### [What you have to do]
Scan the material for the word "Rates", and copy each line where it shows up.

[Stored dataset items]

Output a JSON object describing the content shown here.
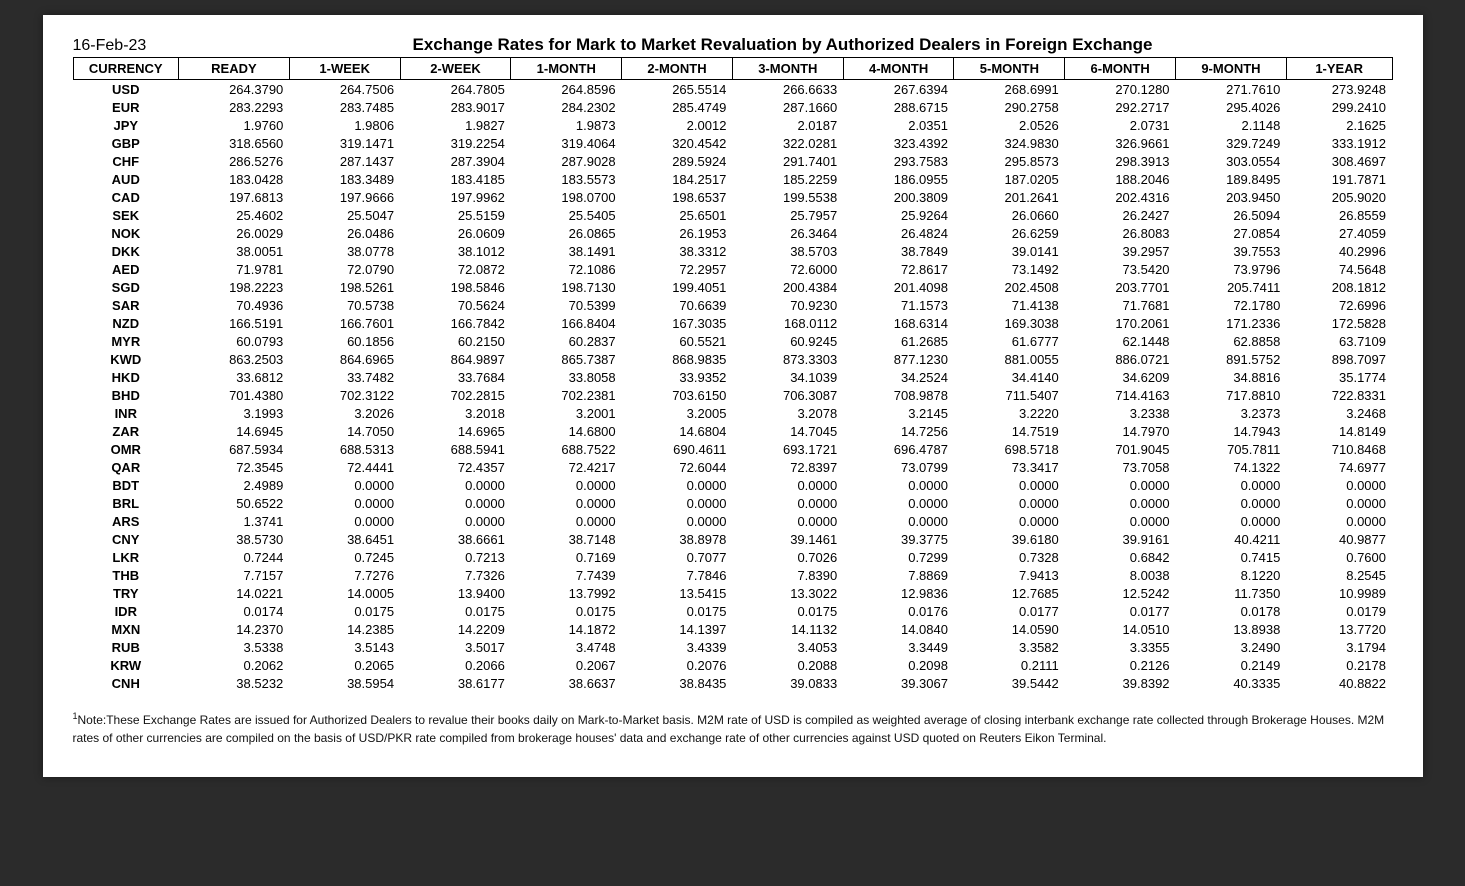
{
  "date": "16-Feb-23",
  "title": "Exchange Rates for Mark to Market Revaluation by Authorized Dealers in Foreign Exchange",
  "columns": [
    "CURRENCY",
    "READY",
    "1-WEEK",
    "2-WEEK",
    "1-MONTH",
    "2-MONTH",
    "3-MONTH",
    "4-MONTH",
    "5-MONTH",
    "6-MONTH",
    "9-MONTH",
    "1-YEAR"
  ],
  "rows": [
    [
      "USD",
      "264.3790",
      "264.7506",
      "264.7805",
      "264.8596",
      "265.5514",
      "266.6633",
      "267.6394",
      "268.6991",
      "270.1280",
      "271.7610",
      "273.9248"
    ],
    [
      "EUR",
      "283.2293",
      "283.7485",
      "283.9017",
      "284.2302",
      "285.4749",
      "287.1660",
      "288.6715",
      "290.2758",
      "292.2717",
      "295.4026",
      "299.2410"
    ],
    [
      "JPY",
      "1.9760",
      "1.9806",
      "1.9827",
      "1.9873",
      "2.0012",
      "2.0187",
      "2.0351",
      "2.0526",
      "2.0731",
      "2.1148",
      "2.1625"
    ],
    [
      "GBP",
      "318.6560",
      "319.1471",
      "319.2254",
      "319.4064",
      "320.4542",
      "322.0281",
      "323.4392",
      "324.9830",
      "326.9661",
      "329.7249",
      "333.1912"
    ],
    [
      "CHF",
      "286.5276",
      "287.1437",
      "287.3904",
      "287.9028",
      "289.5924",
      "291.7401",
      "293.7583",
      "295.8573",
      "298.3913",
      "303.0554",
      "308.4697"
    ],
    [
      "AUD",
      "183.0428",
      "183.3489",
      "183.4185",
      "183.5573",
      "184.2517",
      "185.2259",
      "186.0955",
      "187.0205",
      "188.2046",
      "189.8495",
      "191.7871"
    ],
    [
      "CAD",
      "197.6813",
      "197.9666",
      "197.9962",
      "198.0700",
      "198.6537",
      "199.5538",
      "200.3809",
      "201.2641",
      "202.4316",
      "203.9450",
      "205.9020"
    ],
    [
      "SEK",
      "25.4602",
      "25.5047",
      "25.5159",
      "25.5405",
      "25.6501",
      "25.7957",
      "25.9264",
      "26.0660",
      "26.2427",
      "26.5094",
      "26.8559"
    ],
    [
      "NOK",
      "26.0029",
      "26.0486",
      "26.0609",
      "26.0865",
      "26.1953",
      "26.3464",
      "26.4824",
      "26.6259",
      "26.8083",
      "27.0854",
      "27.4059"
    ],
    [
      "DKK",
      "38.0051",
      "38.0778",
      "38.1012",
      "38.1491",
      "38.3312",
      "38.5703",
      "38.7849",
      "39.0141",
      "39.2957",
      "39.7553",
      "40.2996"
    ],
    [
      "AED",
      "71.9781",
      "72.0790",
      "72.0872",
      "72.1086",
      "72.2957",
      "72.6000",
      "72.8617",
      "73.1492",
      "73.5420",
      "73.9796",
      "74.5648"
    ],
    [
      "SGD",
      "198.2223",
      "198.5261",
      "198.5846",
      "198.7130",
      "199.4051",
      "200.4384",
      "201.4098",
      "202.4508",
      "203.7701",
      "205.7411",
      "208.1812"
    ],
    [
      "SAR",
      "70.4936",
      "70.5738",
      "70.5624",
      "70.5399",
      "70.6639",
      "70.9230",
      "71.1573",
      "71.4138",
      "71.7681",
      "72.1780",
      "72.6996"
    ],
    [
      "NZD",
      "166.5191",
      "166.7601",
      "166.7842",
      "166.8404",
      "167.3035",
      "168.0112",
      "168.6314",
      "169.3038",
      "170.2061",
      "171.2336",
      "172.5828"
    ],
    [
      "MYR",
      "60.0793",
      "60.1856",
      "60.2150",
      "60.2837",
      "60.5521",
      "60.9245",
      "61.2685",
      "61.6777",
      "62.1448",
      "62.8858",
      "63.7109"
    ],
    [
      "KWD",
      "863.2503",
      "864.6965",
      "864.9897",
      "865.7387",
      "868.9835",
      "873.3303",
      "877.1230",
      "881.0055",
      "886.0721",
      "891.5752",
      "898.7097"
    ],
    [
      "HKD",
      "33.6812",
      "33.7482",
      "33.7684",
      "33.8058",
      "33.9352",
      "34.1039",
      "34.2524",
      "34.4140",
      "34.6209",
      "34.8816",
      "35.1774"
    ],
    [
      "BHD",
      "701.4380",
      "702.3122",
      "702.2815",
      "702.2381",
      "703.6150",
      "706.3087",
      "708.9878",
      "711.5407",
      "714.4163",
      "717.8810",
      "722.8331"
    ],
    [
      "INR",
      "3.1993",
      "3.2026",
      "3.2018",
      "3.2001",
      "3.2005",
      "3.2078",
      "3.2145",
      "3.2220",
      "3.2338",
      "3.2373",
      "3.2468"
    ],
    [
      "ZAR",
      "14.6945",
      "14.7050",
      "14.6965",
      "14.6800",
      "14.6804",
      "14.7045",
      "14.7256",
      "14.7519",
      "14.7970",
      "14.7943",
      "14.8149"
    ],
    [
      "OMR",
      "687.5934",
      "688.5313",
      "688.5941",
      "688.7522",
      "690.4611",
      "693.1721",
      "696.4787",
      "698.5718",
      "701.9045",
      "705.7811",
      "710.8468"
    ],
    [
      "QAR",
      "72.3545",
      "72.4441",
      "72.4357",
      "72.4217",
      "72.6044",
      "72.8397",
      "73.0799",
      "73.3417",
      "73.7058",
      "74.1322",
      "74.6977"
    ],
    [
      "BDT",
      "2.4989",
      "0.0000",
      "0.0000",
      "0.0000",
      "0.0000",
      "0.0000",
      "0.0000",
      "0.0000",
      "0.0000",
      "0.0000",
      "0.0000"
    ],
    [
      "BRL",
      "50.6522",
      "0.0000",
      "0.0000",
      "0.0000",
      "0.0000",
      "0.0000",
      "0.0000",
      "0.0000",
      "0.0000",
      "0.0000",
      "0.0000"
    ],
    [
      "ARS",
      "1.3741",
      "0.0000",
      "0.0000",
      "0.0000",
      "0.0000",
      "0.0000",
      "0.0000",
      "0.0000",
      "0.0000",
      "0.0000",
      "0.0000"
    ],
    [
      "CNY",
      "38.5730",
      "38.6451",
      "38.6661",
      "38.7148",
      "38.8978",
      "39.1461",
      "39.3775",
      "39.6180",
      "39.9161",
      "40.4211",
      "40.9877"
    ],
    [
      "LKR",
      "0.7244",
      "0.7245",
      "0.7213",
      "0.7169",
      "0.7077",
      "0.7026",
      "0.7299",
      "0.7328",
      "0.6842",
      "0.7415",
      "0.7600"
    ],
    [
      "THB",
      "7.7157",
      "7.7276",
      "7.7326",
      "7.7439",
      "7.7846",
      "7.8390",
      "7.8869",
      "7.9413",
      "8.0038",
      "8.1220",
      "8.2545"
    ],
    [
      "TRY",
      "14.0221",
      "14.0005",
      "13.9400",
      "13.7992",
      "13.5415",
      "13.3022",
      "12.9836",
      "12.7685",
      "12.5242",
      "11.7350",
      "10.9989"
    ],
    [
      "IDR",
      "0.0174",
      "0.0175",
      "0.0175",
      "0.0175",
      "0.0175",
      "0.0175",
      "0.0176",
      "0.0177",
      "0.0177",
      "0.0178",
      "0.0179"
    ],
    [
      "MXN",
      "14.2370",
      "14.2385",
      "14.2209",
      "14.1872",
      "14.1397",
      "14.1132",
      "14.0840",
      "14.0590",
      "14.0510",
      "13.8938",
      "13.7720"
    ],
    [
      "RUB",
      "3.5338",
      "3.5143",
      "3.5017",
      "3.4748",
      "3.4339",
      "3.4053",
      "3.3449",
      "3.3582",
      "3.3355",
      "3.2490",
      "3.1794"
    ],
    [
      "KRW",
      "0.2062",
      "0.2065",
      "0.2066",
      "0.2067",
      "0.2076",
      "0.2088",
      "0.2098",
      "0.2111",
      "0.2126",
      "0.2149",
      "0.2178"
    ],
    [
      "CNH",
      "38.5232",
      "38.5954",
      "38.6177",
      "38.6637",
      "38.8435",
      "39.0833",
      "39.3067",
      "39.5442",
      "39.8392",
      "40.3335",
      "40.8822"
    ]
  ],
  "note": "Note:These Exchange Rates are issued for Authorized Dealers to revalue their books daily on Mark-to-Market basis. M2M rate of USD is compiled as weighted average of closing interbank exchange rate collected through Brokerage Houses. M2M rates of other currencies are compiled on the basis of USD/PKR rate compiled from brokerage houses' data and exchange rate of other currencies against USD quoted on Reuters Eikon Terminal.",
  "col_widths_pct": [
    8,
    8.4,
    8.4,
    8.4,
    8.4,
    8.4,
    8.4,
    8.4,
    8.4,
    8.4,
    8.4,
    8.4
  ]
}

### [Answer to the exercise]
  "title": "Exchange Rates for Mark to Market Revaluation by Authorized Dealers in Foreign Exchange",
  "note": "Note:These Exchange Rates are issued for Authorized Dealers to revalue their books daily on Mark-to-Market basis. M2M rate of USD is compiled as weighted average of closing interbank exchange rate collected through Brokerage Houses. M2M rates of other currencies are compiled on the basis of USD/PKR rate compiled from brokerage houses' data and exchange rate of other currencies against USD quoted on Reuters Eikon Terminal.",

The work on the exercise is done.